* **Goal 1**
Under the Bill described in the build-to-rent commentary, what must an owner offer for a dwelling to count as an "affordable dwelling"?
* **Goal 2**
Carry on the build-to-rent commentary from its final sentence.
** BEGIN Extract provided **
The justification for the second requirement was to ‘prevent a BTR owner from allocating only the lowest standard dwellings in a development as affordable dwellings.’ The explanatory material which accompanied Exposure Draft said the effect of the requirement was that an owner must offer at least one from every class of unit as an affordable dwelling – in effect, if there is to be a luxury penthouse, an affordable penthouse must also be offered.
The Bill has turned drafting of this second requirement on its head. The requirement is now, if a dwelling is to count as an ‘affordable dwelling’ the owner must offer at least one other non-affordable dwelling (with the same number of bedrooms and similar floor space in the building). In effect, all the penthouses can be luxury accommodation if the owner wishes, but if the owner does wish to count an ‘affordable’ penthouse toward the 10% affordable housing test, then at least one non-affordable penthouse must be offered. This should ensure a mix of affordable and non-affordable dwellings in each class if it is being offered as affordable housing.
(c) Leasing to low-income tenants
There was no express requirement in the Exposure Draft that a dwelling must be leased to a low-income tenant. Instead, there was a place marker: ‘the Minister may, by legislative instrument, determine requirements relating to the income of the tenant or prospective tenant …’ A ‘Policy Fact Sheet’ released with the Exposure Draft, indicated that affordable housing would have to be leased to a tenant whose (sole or family) income was less than a nominated percentage of annualised average weekly total earnings, and owners would ‘be required to assess initial and ongoing tenant eligibility.’
The Bill does not advance this matter, but the place marker survives. Regulations will undoubtedly appear once the Bill has been passed. A dedicated provision ensures meeting this income requirement will not breach another requirement: that the dwellings must be offered to ‘the public’, not just a segment of the public.
Some of the oddities in the Bill
The Bill also contains the usual number of imponderable provisions.
(a) Buildings, dwellings, common areas, and the rest
The Bill creates many demarcations which will mean apportionment headaches for BTR project developers.
The starting concept is a ‘building’, which is then subdivided into ‘part[s] of a building’, which are then subdivided into the parts of the building which are a ‘dwelling [and any] common areas for those dwellings’, which are then subdivided into the dwellings and common areas which are part of an ‘active build to rent development’ and those which are not.
** END Extract provided **
** BEGIN Excerpted records **
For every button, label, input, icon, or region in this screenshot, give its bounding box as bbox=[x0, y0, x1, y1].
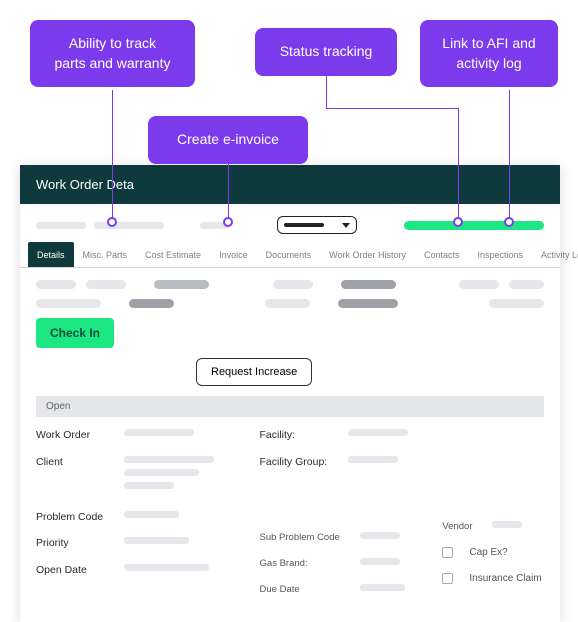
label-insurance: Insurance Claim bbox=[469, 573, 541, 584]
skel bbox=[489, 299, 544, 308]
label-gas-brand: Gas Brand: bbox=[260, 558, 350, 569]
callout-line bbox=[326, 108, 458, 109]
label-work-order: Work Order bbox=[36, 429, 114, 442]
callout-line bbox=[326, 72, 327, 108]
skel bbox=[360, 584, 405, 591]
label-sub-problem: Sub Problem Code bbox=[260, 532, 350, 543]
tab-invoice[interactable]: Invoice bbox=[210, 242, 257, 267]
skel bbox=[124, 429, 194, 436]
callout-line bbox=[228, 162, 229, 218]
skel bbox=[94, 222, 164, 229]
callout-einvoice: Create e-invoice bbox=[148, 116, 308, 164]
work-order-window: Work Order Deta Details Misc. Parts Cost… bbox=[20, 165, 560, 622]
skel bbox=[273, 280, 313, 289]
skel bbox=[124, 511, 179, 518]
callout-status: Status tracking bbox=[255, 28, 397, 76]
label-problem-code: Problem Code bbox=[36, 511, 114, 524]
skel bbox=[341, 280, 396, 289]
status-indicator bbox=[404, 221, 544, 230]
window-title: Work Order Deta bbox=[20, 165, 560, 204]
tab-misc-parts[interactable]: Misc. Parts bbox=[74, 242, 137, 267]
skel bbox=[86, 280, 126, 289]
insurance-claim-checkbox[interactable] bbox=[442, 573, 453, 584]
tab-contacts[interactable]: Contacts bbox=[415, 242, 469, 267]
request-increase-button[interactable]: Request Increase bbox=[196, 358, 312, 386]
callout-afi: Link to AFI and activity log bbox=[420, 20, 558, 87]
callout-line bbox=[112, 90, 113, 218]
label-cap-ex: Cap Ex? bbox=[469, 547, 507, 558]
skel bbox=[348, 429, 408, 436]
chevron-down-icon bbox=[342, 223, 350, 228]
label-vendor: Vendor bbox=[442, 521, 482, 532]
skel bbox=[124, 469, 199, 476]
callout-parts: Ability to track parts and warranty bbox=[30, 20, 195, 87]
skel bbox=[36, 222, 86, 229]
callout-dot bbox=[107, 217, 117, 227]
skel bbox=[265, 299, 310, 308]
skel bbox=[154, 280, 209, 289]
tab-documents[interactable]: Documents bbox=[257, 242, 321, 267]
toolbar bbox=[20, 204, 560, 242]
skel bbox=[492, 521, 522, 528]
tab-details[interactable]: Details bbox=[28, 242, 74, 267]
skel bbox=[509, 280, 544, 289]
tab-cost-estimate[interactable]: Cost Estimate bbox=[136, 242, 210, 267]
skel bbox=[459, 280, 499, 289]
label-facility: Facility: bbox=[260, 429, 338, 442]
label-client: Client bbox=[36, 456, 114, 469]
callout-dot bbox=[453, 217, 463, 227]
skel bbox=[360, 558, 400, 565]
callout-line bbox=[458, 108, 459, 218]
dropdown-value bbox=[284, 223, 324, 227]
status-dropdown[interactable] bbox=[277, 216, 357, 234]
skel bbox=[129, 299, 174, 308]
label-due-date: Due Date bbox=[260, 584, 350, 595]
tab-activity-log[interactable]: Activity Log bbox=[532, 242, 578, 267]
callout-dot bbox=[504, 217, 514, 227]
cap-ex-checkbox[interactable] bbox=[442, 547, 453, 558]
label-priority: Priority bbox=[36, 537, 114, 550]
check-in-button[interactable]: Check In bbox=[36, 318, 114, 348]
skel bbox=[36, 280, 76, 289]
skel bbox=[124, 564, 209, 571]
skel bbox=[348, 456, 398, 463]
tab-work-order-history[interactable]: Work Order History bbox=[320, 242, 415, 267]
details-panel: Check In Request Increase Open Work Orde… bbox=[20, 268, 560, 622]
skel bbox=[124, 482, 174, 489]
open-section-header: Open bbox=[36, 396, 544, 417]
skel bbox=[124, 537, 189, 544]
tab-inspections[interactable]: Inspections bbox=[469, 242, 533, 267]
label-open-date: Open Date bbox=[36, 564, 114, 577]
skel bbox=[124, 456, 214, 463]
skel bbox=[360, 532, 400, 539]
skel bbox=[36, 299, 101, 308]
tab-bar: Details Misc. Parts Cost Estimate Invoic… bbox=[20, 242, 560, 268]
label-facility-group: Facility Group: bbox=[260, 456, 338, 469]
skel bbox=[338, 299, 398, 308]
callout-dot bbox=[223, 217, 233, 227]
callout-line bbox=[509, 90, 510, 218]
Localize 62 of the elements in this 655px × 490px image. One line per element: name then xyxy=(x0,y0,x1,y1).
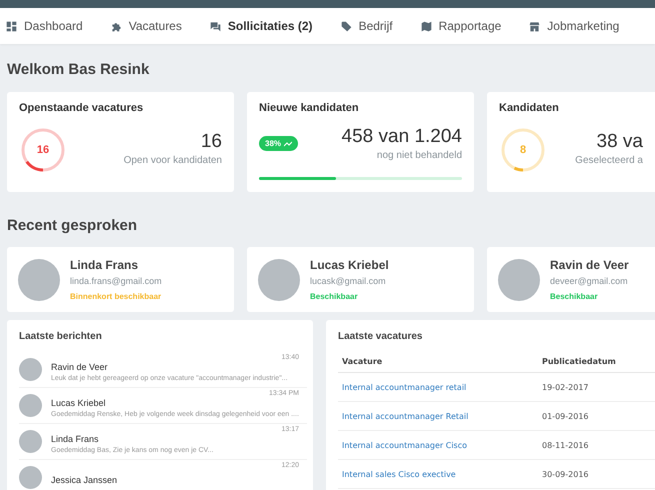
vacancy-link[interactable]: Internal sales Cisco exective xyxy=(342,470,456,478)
** END Excerpted records **
* **Output 1**
The owner must offer at least one other non-affordable dwelling with the same number of bedrooms and similar floor space in the building.

* **Output 2**
There are demarcation problems right from the start. A ‘building’ is defined to include ‘any other buildings that are on the same or adjacent land’ which means an owner must decide whether its one new building is actually two buildings, or even more. There is no provision in the Bill which gives a way to answer that question. The EM seems to regard this provision as concessional – ‘if there are two towers on one plot of land and both are BTR … eligibility for the tax concessions can be met if the structures meet the eligibility criteria in aggregate.’ And combining the buildings in this way will make it easier to meet the 50 dwellings threshold.
The EM contemplates that a single ‘building’ might have both BTR and non-BTR areas within it, and a single building might have multiple BTR areas inside it. Dwelling is defined to mean a unit of residential accommodation in a building, but things like car spaces, visitor car spaces, a shared laundry, gyms, pools, open spaces will create demarcation problems: are they part of the dwelling, are they common areas, are they neither? Are they even part of the ‘building’? Only the ‘dwellings’ need to be offered under a lease; there are no requirements on how ‘common areas’ are made available. But it seems ‘common areas’ can only be made available to residential occupants (and their guests) – a common area exists by reference to the ‘dwellings’ in the building. And so the EM says, a gym or pool which is accessible to the general public is not a ‘common area.’ Interestingly, the EM says construction expenditure on common areas shared between residential occupants does not need to be apportioned between BTR and non-BTR dwellings; on the other hand, if the facilities are also accessible to the general public, the construction expenditure will need to be apportioned.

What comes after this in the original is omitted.